## Dataset records
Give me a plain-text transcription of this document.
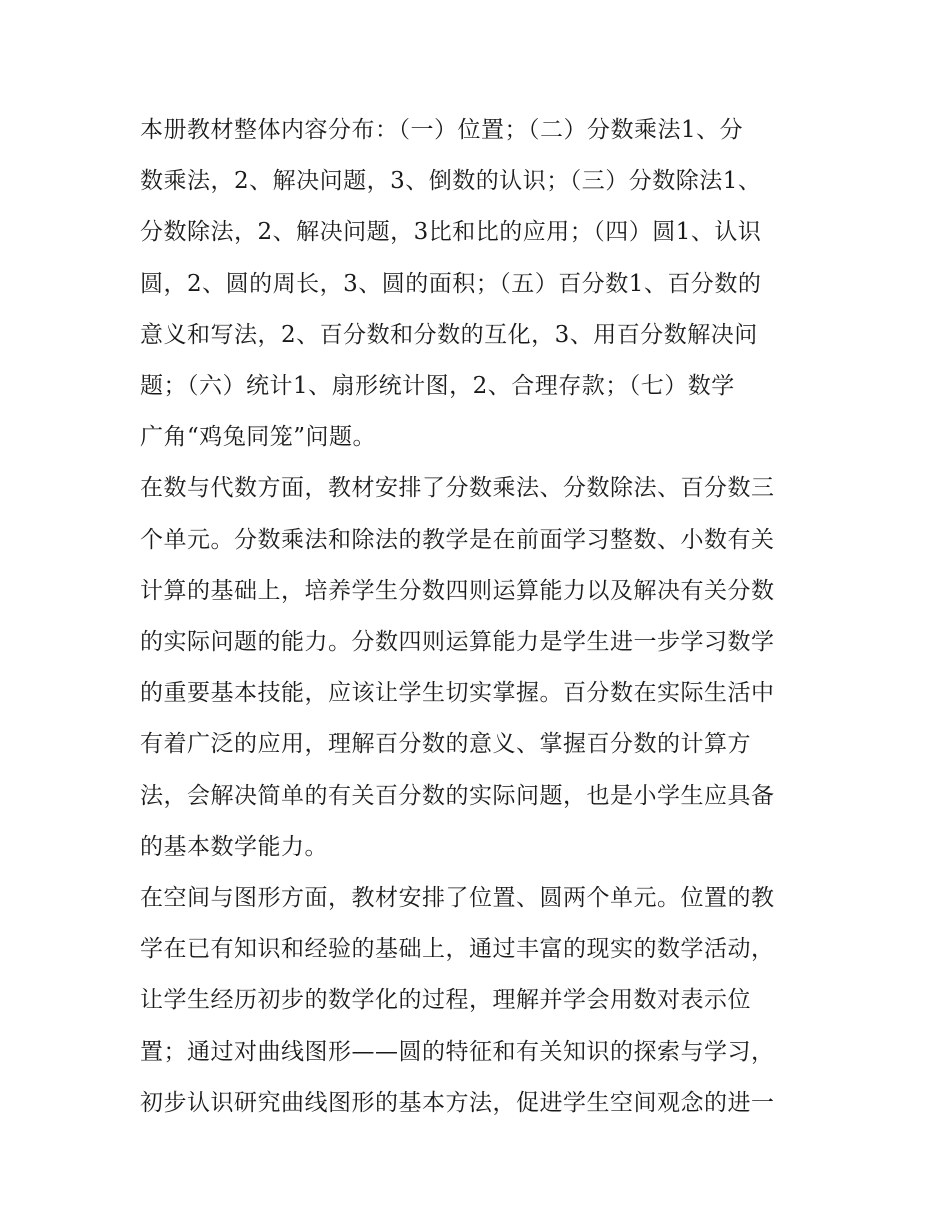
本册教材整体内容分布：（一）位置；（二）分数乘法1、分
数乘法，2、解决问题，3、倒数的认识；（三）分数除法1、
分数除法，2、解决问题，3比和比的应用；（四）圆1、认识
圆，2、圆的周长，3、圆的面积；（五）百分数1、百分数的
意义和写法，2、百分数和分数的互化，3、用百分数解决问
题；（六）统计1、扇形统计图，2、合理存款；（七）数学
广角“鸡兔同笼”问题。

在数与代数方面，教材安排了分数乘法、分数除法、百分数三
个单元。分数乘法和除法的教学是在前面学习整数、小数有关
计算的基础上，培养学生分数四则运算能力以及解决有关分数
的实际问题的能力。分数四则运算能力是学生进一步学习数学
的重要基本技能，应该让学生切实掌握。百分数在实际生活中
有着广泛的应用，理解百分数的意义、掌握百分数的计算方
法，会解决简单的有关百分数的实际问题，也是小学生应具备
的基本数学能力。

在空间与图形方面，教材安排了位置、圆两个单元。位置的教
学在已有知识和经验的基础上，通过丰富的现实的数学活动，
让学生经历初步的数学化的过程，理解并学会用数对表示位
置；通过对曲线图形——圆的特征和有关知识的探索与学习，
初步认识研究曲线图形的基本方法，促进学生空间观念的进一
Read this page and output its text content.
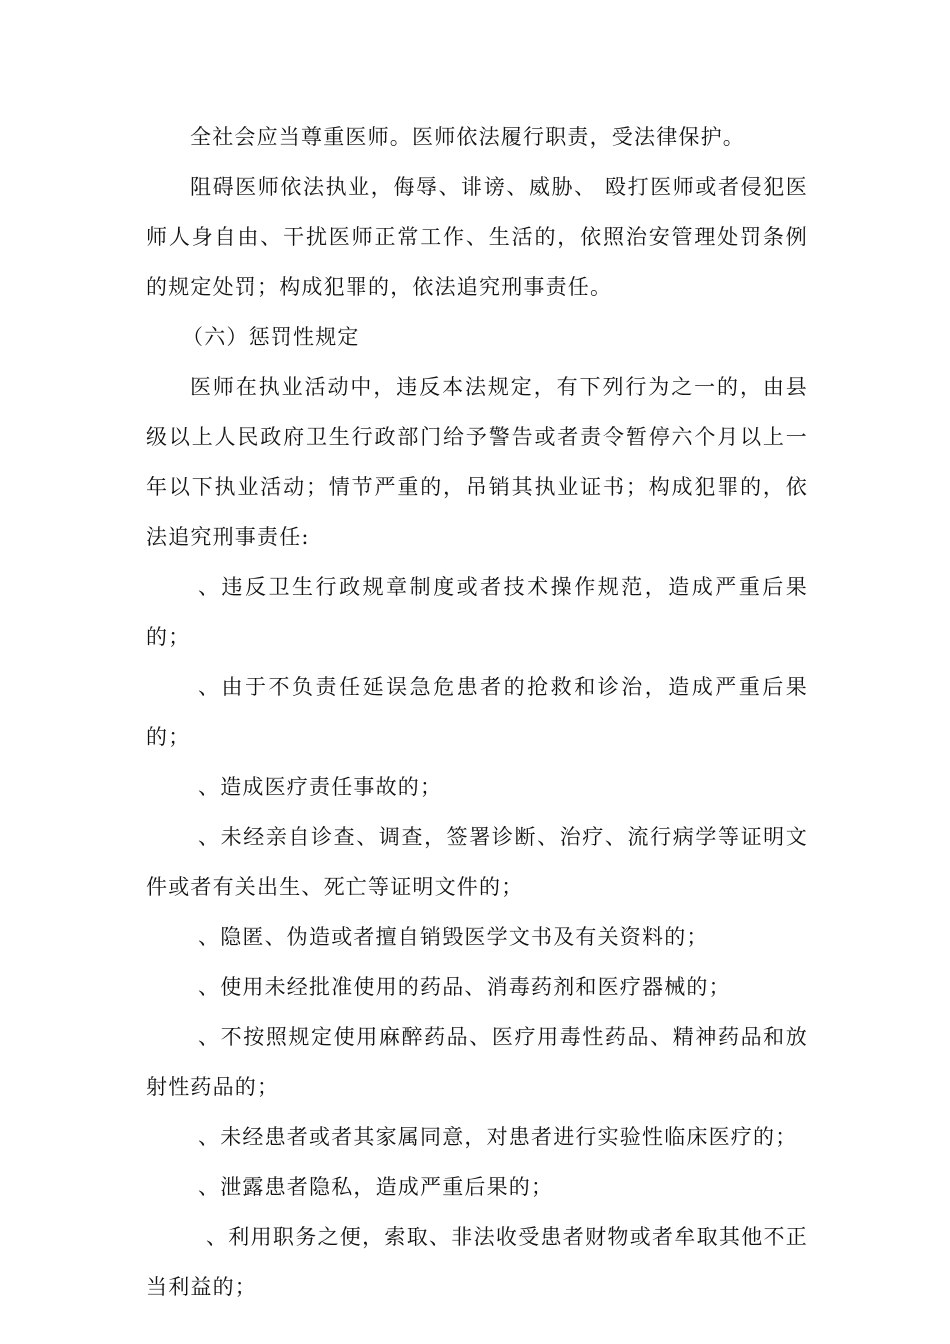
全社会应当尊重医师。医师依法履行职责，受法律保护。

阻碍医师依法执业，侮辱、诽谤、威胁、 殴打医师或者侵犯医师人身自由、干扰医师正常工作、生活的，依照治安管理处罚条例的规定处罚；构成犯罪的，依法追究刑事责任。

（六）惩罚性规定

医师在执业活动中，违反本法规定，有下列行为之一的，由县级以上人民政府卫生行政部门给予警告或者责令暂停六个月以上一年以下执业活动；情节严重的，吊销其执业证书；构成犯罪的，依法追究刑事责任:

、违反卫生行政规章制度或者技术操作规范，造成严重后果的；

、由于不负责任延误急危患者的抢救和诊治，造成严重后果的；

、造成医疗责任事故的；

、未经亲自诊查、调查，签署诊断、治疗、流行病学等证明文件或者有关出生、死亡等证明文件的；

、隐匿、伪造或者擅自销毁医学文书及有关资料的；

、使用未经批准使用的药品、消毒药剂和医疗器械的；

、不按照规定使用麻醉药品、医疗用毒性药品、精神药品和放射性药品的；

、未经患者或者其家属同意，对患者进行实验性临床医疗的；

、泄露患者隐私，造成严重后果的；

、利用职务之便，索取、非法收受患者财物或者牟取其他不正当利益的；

## Given request
Would you set down the listing exactly, omitting pictures?

## Response
Give me a plain-text transcription of this document.
本册教材整体内容分布：（一）位置；（二）分数乘法1、分
数乘法，2、解决问题，3、倒数的认识；（三）分数除法1、
分数除法，2、解决问题，3比和比的应用；（四）圆1、认识
圆，2、圆的周长，3、圆的面积；（五）百分数1、百分数的
意义和写法，2、百分数和分数的互化，3、用百分数解决问
题；（六）统计1、扇形统计图，2、合理存款；（七）数学
广角“鸡兔同笼”问题。

在数与代数方面，教材安排了分数乘法、分数除法、百分数三
个单元。分数乘法和除法的教学是在前面学习整数、小数有关
计算的基础上，培养学生分数四则运算能力以及解决有关分数
的实际问题的能力。分数四则运算能力是学生进一步学习数学
的重要基本技能，应该让学生切实掌握。百分数在实际生活中
有着广泛的应用，理解百分数的意义、掌握百分数的计算方
法，会解决简单的有关百分数的实际问题，也是小学生应具备
的基本数学能力。

在空间与图形方面，教材安排了位置、圆两个单元。位置的教
学在已有知识和经验的基础上，通过丰富的现实的数学活动，
让学生经历初步的数学化的过程，理解并学会用数对表示位
置；通过对曲线图形——圆的特征和有关知识的探索与学习，
初步认识研究曲线图形的基本方法，促进学生空间观念的进一
Read this page and output its text content.
全社会应当尊重医师。医师依法履行职责，受法律保护。

阻碍医师依法执业，侮辱、诽谤、威胁、 殴打医师或者侵犯医师人身自由、干扰医师正常工作、生活的，依照治安管理处罚条例的规定处罚；构成犯罪的，依法追究刑事责任。

（六）惩罚性规定

医师在执业活动中，违反本法规定，有下列行为之一的，由县级以上人民政府卫生行政部门给予警告或者责令暂停六个月以上一年以下执业活动；情节严重的，吊销其执业证书；构成犯罪的，依法追究刑事责任:

、违反卫生行政规章制度或者技术操作规范，造成严重后果的；

、由于不负责任延误急危患者的抢救和诊治，造成严重后果的；

、造成医疗责任事故的；

、未经亲自诊查、调查，签署诊断、治疗、流行病学等证明文件或者有关出生、死亡等证明文件的；

、隐匿、伪造或者擅自销毁医学文书及有关资料的；

、使用未经批准使用的药品、消毒药剂和医疗器械的；

、不按照规定使用麻醉药品、医疗用毒性药品、精神药品和放射性药品的；

、未经患者或者其家属同意，对患者进行实验性临床医疗的；

、泄露患者隐私，造成严重后果的；

、利用职务之便，索取、非法收受患者财物或者牟取其他不正当利益的；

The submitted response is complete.